**The problem**
Here are some records; return them all exactly.

**Stored data**

------------------------------------------------

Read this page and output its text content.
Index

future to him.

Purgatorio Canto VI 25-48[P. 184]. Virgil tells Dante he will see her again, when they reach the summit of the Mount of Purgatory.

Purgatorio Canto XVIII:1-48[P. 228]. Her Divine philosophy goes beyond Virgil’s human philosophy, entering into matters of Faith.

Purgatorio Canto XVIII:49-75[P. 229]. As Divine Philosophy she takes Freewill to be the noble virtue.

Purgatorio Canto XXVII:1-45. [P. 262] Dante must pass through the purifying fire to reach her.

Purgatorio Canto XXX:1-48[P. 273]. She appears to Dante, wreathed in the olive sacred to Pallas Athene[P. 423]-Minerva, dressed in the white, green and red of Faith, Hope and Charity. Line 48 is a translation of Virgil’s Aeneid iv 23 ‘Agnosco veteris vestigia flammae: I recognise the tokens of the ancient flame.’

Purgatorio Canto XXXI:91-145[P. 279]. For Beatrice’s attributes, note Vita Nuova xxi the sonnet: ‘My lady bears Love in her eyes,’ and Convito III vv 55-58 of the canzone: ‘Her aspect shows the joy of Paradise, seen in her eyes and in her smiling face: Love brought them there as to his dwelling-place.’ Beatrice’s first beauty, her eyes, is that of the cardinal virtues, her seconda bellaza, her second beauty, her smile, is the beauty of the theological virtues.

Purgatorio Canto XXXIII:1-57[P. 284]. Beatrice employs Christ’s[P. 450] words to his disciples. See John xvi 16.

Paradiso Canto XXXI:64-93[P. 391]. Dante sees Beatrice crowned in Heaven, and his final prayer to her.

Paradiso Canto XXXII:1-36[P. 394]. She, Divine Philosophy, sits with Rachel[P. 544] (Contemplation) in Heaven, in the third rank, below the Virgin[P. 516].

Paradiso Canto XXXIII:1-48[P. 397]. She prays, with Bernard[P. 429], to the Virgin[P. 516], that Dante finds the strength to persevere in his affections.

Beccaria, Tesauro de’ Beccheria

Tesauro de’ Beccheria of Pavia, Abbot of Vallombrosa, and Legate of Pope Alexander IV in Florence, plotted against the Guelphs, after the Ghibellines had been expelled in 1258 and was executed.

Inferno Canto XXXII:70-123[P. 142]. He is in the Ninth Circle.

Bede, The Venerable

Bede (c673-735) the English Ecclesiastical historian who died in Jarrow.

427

------------------------------------------------

**Finished exercise**
Read this page and output its text content.
Index

future to him.

Purgatorio Canto VI 25-48[P. 184]. Virgil tells Dante he will see her again, when they reach the summit of the Mount of Purgatory.

Purgatorio Canto XVIII:1-48[P. 228]. Her Divine philosophy goes beyond Virgil’s human philosophy, entering into matters of Faith.

Purgatorio Canto XVIII:49-75[P. 229]. As Divine Philosophy she takes Freewill to be the noble virtue.

Purgatorio Canto XXVII:1-45. [P. 262] Dante must pass through the purifying fire to reach her.

Purgatorio Canto XXX:1-48[P. 273]. She appears to Dante, wreathed in the olive sacred to Pallas Athene[P. 423]-Minerva, dressed in the white, green and red of Faith, Hope and Charity. Line 48 is a translation of Virgil’s Aeneid iv 23 ‘Agnosco veteris vestigia flammae: I recognise the tokens of the ancient flame.’

Purgatorio Canto XXXI:91-145[P. 279]. For Beatrice’s attributes, note Vita Nuova xxi the sonnet: ‘My lady bears Love in her eyes,’ and Convito III vv 55-58 of the canzone: ‘Her aspect shows the joy of Paradise, seen in her eyes and in her smiling face: Love brought them there as to his dwelling-place.’ Beatrice’s first beauty, her eyes, is that of the cardinal virtues, her seconda bellaza, her second beauty, her smile, is the beauty of the theological virtues.

Purgatorio Canto XXXIII:1-57[P. 284]. Beatrice employs Christ’s[P. 450] words to his disciples. See John xvi 16.

Paradiso Canto XXXI:64-93[P. 391]. Dante sees Beatrice crowned in Heaven, and his final prayer to her.

Paradiso Canto XXXII:1-36[P. 394]. She, Divine Philosophy, sits with Rachel[P. 544] (Contemplation) in Heaven, in the third rank, below the Virgin[P. 516].

Paradiso Canto XXXIII:1-48[P. 397]. She prays, with Bernard[P. 429], to the Virgin[P. 516], that Dante finds the strength to persevere in his affections.

Beccaria, Tesauro de’ Beccheria

Tesauro de’ Beccheria of Pavia, Abbot of Vallombrosa, and Legate of Pope Alexander IV in Florence, plotted against the Guelphs, after the Ghibellines had been expelled in 1258 and was executed.

Inferno Canto XXXII:70-123[P. 142]. He is in the Ninth Circle.

Bede, The Venerable

Bede (c673-735) the English Ecclesiastical historian who died in Jarrow.

427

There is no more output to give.